__EXERCISE OBJECTIVE__: Which lines hold the word "Tipps"? Copy each of them.

─── DATA LINES

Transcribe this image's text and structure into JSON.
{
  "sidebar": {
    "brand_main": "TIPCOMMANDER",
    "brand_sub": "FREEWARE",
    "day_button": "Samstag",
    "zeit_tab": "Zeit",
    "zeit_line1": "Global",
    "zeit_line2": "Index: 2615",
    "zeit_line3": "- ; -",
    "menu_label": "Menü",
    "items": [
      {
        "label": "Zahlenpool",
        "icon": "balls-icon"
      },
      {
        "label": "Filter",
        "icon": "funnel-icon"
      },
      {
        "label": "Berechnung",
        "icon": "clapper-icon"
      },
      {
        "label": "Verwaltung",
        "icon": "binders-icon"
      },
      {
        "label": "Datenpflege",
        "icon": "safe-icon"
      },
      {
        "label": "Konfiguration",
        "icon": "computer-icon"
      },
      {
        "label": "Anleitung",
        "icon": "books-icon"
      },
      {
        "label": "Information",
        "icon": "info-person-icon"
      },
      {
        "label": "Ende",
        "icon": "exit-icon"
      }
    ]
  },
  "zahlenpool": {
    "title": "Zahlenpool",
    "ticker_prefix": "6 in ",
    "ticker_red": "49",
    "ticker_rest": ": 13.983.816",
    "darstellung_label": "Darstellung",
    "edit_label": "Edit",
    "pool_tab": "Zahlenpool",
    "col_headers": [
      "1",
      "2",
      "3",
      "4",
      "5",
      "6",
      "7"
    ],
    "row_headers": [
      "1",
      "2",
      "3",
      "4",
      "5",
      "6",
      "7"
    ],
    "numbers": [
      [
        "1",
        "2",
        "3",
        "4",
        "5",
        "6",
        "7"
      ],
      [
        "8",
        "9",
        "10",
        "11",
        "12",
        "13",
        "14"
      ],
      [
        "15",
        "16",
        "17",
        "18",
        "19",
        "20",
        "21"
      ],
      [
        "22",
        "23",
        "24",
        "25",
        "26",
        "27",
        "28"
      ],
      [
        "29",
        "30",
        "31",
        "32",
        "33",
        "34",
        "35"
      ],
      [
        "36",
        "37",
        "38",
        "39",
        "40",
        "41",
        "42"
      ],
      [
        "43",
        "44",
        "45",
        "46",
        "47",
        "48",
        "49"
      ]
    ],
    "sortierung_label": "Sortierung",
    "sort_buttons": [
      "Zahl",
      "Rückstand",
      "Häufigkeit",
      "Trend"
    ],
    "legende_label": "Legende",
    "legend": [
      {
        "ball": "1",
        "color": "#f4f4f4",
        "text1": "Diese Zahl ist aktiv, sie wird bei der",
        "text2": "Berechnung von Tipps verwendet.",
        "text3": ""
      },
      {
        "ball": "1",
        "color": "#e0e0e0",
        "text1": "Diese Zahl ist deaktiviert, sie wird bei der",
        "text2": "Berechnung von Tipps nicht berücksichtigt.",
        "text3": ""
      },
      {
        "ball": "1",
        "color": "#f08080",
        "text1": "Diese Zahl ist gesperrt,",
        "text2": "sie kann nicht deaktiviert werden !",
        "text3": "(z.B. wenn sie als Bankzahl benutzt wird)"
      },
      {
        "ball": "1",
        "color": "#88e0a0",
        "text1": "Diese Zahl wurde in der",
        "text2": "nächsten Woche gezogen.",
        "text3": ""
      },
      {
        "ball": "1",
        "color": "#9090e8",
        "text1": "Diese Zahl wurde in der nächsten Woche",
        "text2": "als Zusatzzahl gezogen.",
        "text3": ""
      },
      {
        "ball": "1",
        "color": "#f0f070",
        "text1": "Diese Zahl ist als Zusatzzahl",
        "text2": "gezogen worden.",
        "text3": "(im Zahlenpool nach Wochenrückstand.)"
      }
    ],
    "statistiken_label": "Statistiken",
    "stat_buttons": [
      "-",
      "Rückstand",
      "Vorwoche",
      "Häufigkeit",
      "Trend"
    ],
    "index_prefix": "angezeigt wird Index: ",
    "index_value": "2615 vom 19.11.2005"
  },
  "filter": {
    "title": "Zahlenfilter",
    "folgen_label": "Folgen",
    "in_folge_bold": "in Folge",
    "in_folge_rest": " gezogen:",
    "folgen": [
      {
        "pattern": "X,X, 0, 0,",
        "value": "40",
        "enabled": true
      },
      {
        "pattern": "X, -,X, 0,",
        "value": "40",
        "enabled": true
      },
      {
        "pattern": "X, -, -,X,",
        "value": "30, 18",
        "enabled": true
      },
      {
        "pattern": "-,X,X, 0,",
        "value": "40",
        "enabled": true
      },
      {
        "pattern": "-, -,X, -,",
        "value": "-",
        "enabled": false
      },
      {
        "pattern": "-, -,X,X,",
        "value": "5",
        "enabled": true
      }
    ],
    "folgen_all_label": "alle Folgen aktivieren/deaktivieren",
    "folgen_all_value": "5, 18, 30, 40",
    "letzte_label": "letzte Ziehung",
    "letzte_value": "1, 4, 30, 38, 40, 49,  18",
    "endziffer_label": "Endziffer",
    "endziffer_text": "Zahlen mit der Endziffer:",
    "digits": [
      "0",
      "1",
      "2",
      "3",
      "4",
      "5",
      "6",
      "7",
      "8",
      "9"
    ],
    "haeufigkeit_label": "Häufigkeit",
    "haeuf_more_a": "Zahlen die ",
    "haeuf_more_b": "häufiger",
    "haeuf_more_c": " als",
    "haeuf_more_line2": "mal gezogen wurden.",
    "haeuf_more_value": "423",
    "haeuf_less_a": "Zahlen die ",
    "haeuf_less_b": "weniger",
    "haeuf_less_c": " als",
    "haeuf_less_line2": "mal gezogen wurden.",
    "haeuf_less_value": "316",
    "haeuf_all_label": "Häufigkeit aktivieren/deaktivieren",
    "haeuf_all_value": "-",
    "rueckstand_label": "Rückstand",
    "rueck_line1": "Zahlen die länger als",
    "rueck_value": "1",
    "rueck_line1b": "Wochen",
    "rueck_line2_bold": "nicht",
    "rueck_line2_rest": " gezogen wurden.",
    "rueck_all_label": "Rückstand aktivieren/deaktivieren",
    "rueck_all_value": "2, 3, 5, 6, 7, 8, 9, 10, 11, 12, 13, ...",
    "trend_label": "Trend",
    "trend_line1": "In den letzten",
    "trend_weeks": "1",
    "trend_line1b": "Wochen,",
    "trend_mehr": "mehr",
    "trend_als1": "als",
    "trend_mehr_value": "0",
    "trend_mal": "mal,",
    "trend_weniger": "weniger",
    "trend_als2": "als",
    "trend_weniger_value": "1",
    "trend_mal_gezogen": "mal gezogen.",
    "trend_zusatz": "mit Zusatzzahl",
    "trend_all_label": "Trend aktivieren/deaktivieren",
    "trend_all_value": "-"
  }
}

──────

__SOLUTION TO THE EXERCISE__:
        "text2": "Berechnung von Tipps verwendet.",
        "text2": "Berechnung von Tipps nicht berücksichtigt.",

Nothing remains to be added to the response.